TASK INPUTS:
— START —

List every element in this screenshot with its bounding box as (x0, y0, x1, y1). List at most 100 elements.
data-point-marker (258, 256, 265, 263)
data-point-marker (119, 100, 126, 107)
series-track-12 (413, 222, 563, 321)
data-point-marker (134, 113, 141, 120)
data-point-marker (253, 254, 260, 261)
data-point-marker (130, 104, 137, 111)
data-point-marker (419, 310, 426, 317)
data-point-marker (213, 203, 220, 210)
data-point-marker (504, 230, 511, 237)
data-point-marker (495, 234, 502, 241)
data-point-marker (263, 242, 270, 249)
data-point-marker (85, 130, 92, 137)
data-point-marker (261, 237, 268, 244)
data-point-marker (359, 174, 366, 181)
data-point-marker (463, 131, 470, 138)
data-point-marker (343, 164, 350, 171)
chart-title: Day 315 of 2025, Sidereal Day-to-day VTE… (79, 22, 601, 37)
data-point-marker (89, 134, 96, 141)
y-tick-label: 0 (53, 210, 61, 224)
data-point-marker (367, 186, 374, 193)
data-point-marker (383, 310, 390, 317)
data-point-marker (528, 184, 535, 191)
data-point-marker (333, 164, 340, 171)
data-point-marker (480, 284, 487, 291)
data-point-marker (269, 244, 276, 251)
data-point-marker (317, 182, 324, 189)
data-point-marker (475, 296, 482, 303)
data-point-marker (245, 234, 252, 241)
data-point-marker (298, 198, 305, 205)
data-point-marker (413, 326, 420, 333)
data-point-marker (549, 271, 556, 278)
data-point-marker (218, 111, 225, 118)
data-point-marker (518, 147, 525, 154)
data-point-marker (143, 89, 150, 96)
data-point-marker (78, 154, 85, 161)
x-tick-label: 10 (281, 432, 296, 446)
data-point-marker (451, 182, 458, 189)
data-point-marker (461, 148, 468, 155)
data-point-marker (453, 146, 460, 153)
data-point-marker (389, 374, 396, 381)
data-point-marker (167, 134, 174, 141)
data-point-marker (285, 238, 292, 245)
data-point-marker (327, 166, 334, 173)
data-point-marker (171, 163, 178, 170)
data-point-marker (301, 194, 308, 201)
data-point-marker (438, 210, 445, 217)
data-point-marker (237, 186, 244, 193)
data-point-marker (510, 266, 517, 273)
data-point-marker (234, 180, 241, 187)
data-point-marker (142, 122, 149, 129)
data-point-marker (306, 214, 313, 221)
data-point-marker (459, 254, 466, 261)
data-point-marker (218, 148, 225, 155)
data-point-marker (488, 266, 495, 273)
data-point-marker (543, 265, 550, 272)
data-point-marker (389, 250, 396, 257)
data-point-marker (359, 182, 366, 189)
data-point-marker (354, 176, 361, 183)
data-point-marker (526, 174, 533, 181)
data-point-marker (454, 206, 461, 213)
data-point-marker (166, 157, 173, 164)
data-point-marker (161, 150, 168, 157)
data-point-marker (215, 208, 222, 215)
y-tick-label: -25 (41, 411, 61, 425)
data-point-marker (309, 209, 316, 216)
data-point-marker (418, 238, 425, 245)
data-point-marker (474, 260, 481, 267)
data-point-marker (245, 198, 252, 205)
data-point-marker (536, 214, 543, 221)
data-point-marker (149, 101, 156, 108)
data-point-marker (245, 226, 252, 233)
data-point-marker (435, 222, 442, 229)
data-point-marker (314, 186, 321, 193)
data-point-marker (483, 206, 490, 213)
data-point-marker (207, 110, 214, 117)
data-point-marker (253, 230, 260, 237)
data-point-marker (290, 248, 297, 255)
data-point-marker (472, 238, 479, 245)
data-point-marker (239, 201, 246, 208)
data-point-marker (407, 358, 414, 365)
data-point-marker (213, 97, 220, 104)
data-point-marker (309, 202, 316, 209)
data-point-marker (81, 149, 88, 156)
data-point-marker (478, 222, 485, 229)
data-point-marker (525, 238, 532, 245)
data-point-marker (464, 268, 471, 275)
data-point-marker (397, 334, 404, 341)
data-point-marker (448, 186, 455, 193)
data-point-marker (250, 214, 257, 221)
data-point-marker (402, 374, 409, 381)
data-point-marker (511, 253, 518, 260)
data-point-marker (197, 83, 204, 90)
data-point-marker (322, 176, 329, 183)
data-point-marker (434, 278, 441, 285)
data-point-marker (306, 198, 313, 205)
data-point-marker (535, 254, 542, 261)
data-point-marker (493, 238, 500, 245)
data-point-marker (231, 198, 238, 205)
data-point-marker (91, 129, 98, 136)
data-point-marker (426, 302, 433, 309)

— END —

STATED EXERCISE: Convert the listing above into a JSON list of strings, one string per line and blank lines left out. Cover everything from its first line down to and including the line containing "data-point-marker (245, 234, 252, 241)".

SOLUTION TO THE EXERCISE:
[
  "List every element in this screenshot with its bounding box as (x0, y0, x1, y1). List at most 100 elements.",
  "data-point-marker (258, 256, 265, 263)",
  "data-point-marker (119, 100, 126, 107)",
  "series-track-12 (413, 222, 563, 321)",
  "data-point-marker (134, 113, 141, 120)",
  "data-point-marker (253, 254, 260, 261)",
  "data-point-marker (130, 104, 137, 111)",
  "data-point-marker (419, 310, 426, 317)",
  "data-point-marker (213, 203, 220, 210)",
  "data-point-marker (504, 230, 511, 237)",
  "data-point-marker (495, 234, 502, 241)",
  "data-point-marker (263, 242, 270, 249)",
  "data-point-marker (85, 130, 92, 137)",
  "data-point-marker (261, 237, 268, 244)",
  "data-point-marker (359, 174, 366, 181)",
  "data-point-marker (463, 131, 470, 138)",
  "data-point-marker (343, 164, 350, 171)",
  "chart-title: Day 315 of 2025, Sidereal Day-to-day VTE… (79, 22, 601, 37)",
  "data-point-marker (89, 134, 96, 141)",
  "y-tick-label: 0 (53, 210, 61, 224)",
  "data-point-marker (367, 186, 374, 193)",
  "data-point-marker (383, 310, 390, 317)",
  "data-point-marker (528, 184, 535, 191)",
  "data-point-marker (333, 164, 340, 171)",
  "data-point-marker (480, 284, 487, 291)",
  "data-point-marker (269, 244, 276, 251)",
  "data-point-marker (317, 182, 324, 189)",
  "data-point-marker (475, 296, 482, 303)",
  "data-point-marker (245, 234, 252, 241)"
]